Saved entries:
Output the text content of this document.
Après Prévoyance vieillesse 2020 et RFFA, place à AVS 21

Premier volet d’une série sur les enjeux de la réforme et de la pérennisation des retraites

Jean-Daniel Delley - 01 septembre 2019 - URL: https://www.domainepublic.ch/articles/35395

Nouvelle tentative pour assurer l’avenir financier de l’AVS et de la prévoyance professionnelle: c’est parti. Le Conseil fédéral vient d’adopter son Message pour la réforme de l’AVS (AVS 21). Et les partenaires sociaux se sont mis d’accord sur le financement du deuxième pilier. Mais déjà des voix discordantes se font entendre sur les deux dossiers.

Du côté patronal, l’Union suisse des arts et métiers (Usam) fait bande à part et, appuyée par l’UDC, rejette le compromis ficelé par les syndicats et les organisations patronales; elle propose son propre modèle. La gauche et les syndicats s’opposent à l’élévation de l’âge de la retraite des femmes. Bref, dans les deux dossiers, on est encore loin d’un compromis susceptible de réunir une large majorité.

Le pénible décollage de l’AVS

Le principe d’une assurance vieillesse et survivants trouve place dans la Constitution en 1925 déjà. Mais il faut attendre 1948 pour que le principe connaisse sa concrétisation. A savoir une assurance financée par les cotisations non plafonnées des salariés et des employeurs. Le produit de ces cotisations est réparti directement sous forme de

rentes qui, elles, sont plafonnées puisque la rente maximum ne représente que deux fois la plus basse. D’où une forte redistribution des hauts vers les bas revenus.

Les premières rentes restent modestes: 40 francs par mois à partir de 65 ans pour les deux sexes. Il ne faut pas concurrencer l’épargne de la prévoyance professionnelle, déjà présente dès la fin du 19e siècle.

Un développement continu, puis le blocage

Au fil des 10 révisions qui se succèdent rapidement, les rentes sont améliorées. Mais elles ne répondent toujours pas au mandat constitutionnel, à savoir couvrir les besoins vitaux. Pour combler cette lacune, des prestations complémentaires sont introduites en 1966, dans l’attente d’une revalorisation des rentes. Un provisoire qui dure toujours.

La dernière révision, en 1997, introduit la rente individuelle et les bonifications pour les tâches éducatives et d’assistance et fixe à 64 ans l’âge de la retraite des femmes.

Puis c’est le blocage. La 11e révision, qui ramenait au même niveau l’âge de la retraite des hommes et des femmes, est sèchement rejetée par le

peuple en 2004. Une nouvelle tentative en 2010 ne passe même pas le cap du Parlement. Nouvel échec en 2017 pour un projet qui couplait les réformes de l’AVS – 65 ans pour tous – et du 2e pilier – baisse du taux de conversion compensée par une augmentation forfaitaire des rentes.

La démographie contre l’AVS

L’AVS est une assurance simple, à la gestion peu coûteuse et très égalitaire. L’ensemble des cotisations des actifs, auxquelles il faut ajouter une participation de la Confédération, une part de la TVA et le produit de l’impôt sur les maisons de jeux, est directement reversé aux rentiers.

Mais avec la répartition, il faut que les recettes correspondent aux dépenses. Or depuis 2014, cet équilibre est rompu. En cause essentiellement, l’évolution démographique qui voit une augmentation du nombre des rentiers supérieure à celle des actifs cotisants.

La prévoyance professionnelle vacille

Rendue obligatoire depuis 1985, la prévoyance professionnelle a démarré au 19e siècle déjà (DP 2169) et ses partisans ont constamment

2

» What the task requires: Repeat the listing exactly, from its first line to its last.

» Solution to the exercise:
Output the text content of this document.
Après Prévoyance vieillesse 2020 et RFFA, place à AVS 21

Premier volet d’une série sur les enjeux de la réforme et de la pérennisation des retraites

Jean-Daniel Delley - 01 septembre 2019 - URL: https://www.domainepublic.ch/articles/35395

Nouvelle tentative pour assurer l’avenir financier de l’AVS et de la prévoyance professionnelle: c’est parti. Le Conseil fédéral vient d’adopter son Message pour la réforme de l’AVS (AVS 21). Et les partenaires sociaux se sont mis d’accord sur le financement du deuxième pilier. Mais déjà des voix discordantes se font entendre sur les deux dossiers.

Du côté patronal, l’Union suisse des arts et métiers (Usam) fait bande à part et, appuyée par l’UDC, rejette le compromis ficelé par les syndicats et les organisations patronales; elle propose son propre modèle. La gauche et les syndicats s’opposent à l’élévation de l’âge de la retraite des femmes. Bref, dans les deux dossiers, on est encore loin d’un compromis susceptible de réunir une large majorité.

Le pénible décollage de l’AVS

Le principe d’une assurance vieillesse et survivants trouve place dans la Constitution en 1925 déjà. Mais il faut attendre 1948 pour que le principe connaisse sa concrétisation. A savoir une assurance financée par les cotisations non plafonnées des salariés et des employeurs. Le produit de ces cotisations est réparti directement sous forme de

rentes qui, elles, sont plafonnées puisque la rente maximum ne représente que deux fois la plus basse. D’où une forte redistribution des hauts vers les bas revenus.

Les premières rentes restent modestes: 40 francs par mois à partir de 65 ans pour les deux sexes. Il ne faut pas concurrencer l’épargne de la prévoyance professionnelle, déjà présente dès la fin du 19e siècle.

Un développement continu, puis le blocage

Au fil des 10 révisions qui se succèdent rapidement, les rentes sont améliorées. Mais elles ne répondent toujours pas au mandat constitutionnel, à savoir couvrir les besoins vitaux. Pour combler cette lacune, des prestations complémentaires sont introduites en 1966, dans l’attente d’une revalorisation des rentes. Un provisoire qui dure toujours.

La dernière révision, en 1997, introduit la rente individuelle et les bonifications pour les tâches éducatives et d’assistance et fixe à 64 ans l’âge de la retraite des femmes.

Puis c’est le blocage. La 11e révision, qui ramenait au même niveau l’âge de la retraite des hommes et des femmes, est sèchement rejetée par le

peuple en 2004. Une nouvelle tentative en 2010 ne passe même pas le cap du Parlement. Nouvel échec en 2017 pour un projet qui couplait les réformes de l’AVS – 65 ans pour tous – et du 2e pilier – baisse du taux de conversion compensée par une augmentation forfaitaire des rentes.

La démographie contre l’AVS

L’AVS est une assurance simple, à la gestion peu coûteuse et très égalitaire. L’ensemble des cotisations des actifs, auxquelles il faut ajouter une participation de la Confédération, une part de la TVA et le produit de l’impôt sur les maisons de jeux, est directement reversé aux rentiers.

Mais avec la répartition, il faut que les recettes correspondent aux dépenses. Or depuis 2014, cet équilibre est rompu. En cause essentiellement, l’évolution démographique qui voit une augmentation du nombre des rentiers supérieure à celle des actifs cotisants.

La prévoyance professionnelle vacille

Rendue obligatoire depuis 1985, la prévoyance professionnelle a démarré au 19e siècle déjà (DP 2169) et ses partisans ont constamment

2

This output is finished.